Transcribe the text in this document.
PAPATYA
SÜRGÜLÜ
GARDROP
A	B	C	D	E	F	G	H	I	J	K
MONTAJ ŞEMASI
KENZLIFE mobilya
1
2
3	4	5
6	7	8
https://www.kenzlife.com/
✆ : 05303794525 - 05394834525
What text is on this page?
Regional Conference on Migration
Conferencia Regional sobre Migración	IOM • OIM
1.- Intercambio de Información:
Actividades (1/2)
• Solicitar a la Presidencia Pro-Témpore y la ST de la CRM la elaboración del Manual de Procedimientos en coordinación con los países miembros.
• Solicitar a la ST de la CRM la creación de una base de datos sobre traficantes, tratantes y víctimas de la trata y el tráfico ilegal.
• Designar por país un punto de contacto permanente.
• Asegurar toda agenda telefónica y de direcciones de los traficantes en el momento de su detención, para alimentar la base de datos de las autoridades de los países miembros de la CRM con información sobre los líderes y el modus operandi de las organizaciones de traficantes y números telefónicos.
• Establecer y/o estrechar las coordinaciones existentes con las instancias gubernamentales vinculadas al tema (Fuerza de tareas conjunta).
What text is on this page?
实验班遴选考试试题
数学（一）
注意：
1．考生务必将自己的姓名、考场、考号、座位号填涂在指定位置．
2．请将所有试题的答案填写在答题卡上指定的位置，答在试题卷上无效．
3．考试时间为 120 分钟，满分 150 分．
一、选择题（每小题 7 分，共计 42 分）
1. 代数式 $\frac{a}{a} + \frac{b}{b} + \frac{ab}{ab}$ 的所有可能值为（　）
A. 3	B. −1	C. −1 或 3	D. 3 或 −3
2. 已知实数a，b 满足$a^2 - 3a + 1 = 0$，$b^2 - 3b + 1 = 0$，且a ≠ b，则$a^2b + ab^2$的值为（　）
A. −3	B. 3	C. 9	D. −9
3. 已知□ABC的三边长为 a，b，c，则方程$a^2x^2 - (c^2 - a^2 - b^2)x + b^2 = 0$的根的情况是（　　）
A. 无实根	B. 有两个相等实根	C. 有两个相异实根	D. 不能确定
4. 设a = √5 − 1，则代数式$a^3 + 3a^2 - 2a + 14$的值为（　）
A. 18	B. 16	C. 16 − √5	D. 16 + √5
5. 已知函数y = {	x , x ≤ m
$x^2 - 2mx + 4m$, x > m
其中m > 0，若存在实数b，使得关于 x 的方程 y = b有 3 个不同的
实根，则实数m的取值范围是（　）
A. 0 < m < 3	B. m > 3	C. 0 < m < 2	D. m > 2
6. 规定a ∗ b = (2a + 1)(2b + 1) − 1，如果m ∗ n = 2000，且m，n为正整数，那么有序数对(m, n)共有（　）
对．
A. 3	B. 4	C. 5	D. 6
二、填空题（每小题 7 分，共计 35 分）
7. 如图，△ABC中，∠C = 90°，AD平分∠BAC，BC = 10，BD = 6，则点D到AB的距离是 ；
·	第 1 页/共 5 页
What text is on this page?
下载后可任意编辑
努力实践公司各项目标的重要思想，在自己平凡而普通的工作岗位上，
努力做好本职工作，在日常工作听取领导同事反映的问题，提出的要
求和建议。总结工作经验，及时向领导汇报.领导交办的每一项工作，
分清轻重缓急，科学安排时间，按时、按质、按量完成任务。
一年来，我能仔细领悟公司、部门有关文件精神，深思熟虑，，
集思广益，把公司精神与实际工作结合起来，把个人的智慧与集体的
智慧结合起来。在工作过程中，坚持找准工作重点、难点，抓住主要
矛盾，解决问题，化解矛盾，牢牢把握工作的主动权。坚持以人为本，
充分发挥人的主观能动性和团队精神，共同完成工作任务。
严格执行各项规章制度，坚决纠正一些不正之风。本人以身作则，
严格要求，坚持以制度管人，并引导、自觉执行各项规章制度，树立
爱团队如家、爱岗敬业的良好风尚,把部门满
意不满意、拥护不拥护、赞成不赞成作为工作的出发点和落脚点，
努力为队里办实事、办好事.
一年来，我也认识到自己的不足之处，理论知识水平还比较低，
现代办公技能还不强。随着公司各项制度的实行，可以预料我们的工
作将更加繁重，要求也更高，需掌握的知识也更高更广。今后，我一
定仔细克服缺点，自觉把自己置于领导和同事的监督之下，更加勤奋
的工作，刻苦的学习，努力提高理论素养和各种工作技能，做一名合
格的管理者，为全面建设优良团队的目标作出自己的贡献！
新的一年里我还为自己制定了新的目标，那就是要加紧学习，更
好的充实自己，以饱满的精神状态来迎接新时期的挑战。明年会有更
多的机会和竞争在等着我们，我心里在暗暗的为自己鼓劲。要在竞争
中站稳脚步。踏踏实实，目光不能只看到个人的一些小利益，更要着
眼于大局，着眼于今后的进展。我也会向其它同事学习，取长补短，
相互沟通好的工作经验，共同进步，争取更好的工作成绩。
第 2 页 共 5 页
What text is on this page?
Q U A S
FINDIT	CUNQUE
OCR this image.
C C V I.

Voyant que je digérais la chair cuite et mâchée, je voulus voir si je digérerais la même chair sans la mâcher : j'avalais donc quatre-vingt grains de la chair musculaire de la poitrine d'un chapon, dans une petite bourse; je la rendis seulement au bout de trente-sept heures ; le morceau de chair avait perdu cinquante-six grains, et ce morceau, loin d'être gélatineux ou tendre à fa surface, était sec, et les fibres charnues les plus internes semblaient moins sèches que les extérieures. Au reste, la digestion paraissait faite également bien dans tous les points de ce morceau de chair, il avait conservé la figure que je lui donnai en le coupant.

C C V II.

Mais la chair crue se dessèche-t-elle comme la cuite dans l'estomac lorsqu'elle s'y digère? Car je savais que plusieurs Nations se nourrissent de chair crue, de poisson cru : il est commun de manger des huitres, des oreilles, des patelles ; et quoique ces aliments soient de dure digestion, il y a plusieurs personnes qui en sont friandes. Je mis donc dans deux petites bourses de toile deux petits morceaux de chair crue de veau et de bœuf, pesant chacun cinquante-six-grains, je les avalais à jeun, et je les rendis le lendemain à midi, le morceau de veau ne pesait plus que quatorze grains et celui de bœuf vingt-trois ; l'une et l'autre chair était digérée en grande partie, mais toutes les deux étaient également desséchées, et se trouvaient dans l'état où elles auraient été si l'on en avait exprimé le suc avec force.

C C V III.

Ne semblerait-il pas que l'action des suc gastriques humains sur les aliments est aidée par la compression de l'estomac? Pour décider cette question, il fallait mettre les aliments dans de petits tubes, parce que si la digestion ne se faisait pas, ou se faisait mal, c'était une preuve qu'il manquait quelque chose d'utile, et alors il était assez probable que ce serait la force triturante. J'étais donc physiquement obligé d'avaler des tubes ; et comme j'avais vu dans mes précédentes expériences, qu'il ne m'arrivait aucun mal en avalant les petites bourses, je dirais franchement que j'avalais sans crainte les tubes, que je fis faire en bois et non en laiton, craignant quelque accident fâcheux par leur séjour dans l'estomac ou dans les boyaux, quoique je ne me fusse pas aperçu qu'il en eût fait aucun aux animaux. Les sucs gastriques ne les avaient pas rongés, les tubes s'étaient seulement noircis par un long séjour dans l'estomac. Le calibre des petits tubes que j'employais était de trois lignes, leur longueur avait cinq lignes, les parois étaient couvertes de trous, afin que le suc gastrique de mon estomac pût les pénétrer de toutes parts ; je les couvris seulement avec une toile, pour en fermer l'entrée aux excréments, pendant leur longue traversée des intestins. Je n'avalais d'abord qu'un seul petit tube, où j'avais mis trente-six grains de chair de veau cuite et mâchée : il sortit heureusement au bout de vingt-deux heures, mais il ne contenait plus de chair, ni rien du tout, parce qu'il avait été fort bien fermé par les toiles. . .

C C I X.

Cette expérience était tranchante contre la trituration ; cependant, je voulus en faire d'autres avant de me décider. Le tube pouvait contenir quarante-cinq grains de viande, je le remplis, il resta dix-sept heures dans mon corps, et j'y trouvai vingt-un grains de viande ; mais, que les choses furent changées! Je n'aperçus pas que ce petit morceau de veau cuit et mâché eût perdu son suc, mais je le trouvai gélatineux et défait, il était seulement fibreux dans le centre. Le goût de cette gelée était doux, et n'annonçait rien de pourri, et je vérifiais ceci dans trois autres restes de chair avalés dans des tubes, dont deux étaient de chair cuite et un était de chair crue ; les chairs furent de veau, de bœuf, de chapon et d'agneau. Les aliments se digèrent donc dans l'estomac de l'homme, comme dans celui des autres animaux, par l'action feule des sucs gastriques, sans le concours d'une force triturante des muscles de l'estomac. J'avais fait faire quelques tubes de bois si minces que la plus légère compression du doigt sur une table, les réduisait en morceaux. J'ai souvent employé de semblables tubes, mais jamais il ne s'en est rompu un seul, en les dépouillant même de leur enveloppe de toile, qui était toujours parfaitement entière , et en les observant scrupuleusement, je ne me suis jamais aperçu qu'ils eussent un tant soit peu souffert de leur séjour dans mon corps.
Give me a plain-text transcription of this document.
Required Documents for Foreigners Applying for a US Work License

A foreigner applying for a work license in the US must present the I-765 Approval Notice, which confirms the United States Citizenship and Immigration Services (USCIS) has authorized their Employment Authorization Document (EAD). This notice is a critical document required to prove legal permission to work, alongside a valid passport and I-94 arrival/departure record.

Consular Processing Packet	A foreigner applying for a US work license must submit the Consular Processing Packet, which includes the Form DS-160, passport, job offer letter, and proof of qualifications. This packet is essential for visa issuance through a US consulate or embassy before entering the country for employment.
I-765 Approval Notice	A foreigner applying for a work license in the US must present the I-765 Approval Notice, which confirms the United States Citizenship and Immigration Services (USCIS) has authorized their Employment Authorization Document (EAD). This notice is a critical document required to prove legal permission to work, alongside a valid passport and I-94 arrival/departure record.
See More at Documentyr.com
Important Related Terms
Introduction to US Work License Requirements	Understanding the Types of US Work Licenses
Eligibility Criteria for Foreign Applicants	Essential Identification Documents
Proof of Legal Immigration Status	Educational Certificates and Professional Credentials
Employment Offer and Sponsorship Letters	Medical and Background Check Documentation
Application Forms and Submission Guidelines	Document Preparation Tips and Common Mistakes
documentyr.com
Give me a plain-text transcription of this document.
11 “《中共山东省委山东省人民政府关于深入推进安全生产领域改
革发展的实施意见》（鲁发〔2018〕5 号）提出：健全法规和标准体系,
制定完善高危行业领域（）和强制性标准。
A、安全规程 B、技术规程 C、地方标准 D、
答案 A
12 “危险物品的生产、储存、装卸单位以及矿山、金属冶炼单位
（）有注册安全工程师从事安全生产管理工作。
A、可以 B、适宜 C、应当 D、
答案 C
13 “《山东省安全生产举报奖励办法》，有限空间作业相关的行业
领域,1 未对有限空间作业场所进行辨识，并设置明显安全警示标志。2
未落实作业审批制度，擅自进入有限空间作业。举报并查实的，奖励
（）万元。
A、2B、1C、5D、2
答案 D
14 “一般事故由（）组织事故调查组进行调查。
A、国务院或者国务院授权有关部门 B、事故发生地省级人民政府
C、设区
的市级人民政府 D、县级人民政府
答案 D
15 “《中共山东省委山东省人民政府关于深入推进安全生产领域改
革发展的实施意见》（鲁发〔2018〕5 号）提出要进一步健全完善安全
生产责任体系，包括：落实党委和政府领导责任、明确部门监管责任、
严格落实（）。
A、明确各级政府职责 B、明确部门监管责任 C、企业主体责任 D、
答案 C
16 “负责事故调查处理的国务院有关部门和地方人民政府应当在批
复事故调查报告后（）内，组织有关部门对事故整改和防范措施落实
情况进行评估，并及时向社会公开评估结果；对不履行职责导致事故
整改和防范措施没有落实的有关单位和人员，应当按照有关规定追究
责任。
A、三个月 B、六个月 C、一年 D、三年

------------------------------

__Work to do__
Find the word "miembros" in the entries, and copy every line it shows up in.

__Response__
• Solicitar a la Presidencia Pro-Témpore y la ST de la CRM la elaboración del Manual de Procedimientos en coordinación con los países miembros.
• Asegurar toda agenda telefónica y de direcciones de los traficantes en el momento de su detención, para alimentar la base de datos de las autoridades de los países miembros de la CRM con información sobre los líderes y el modus operandi de las organizaciones de traficantes y números telefónicos.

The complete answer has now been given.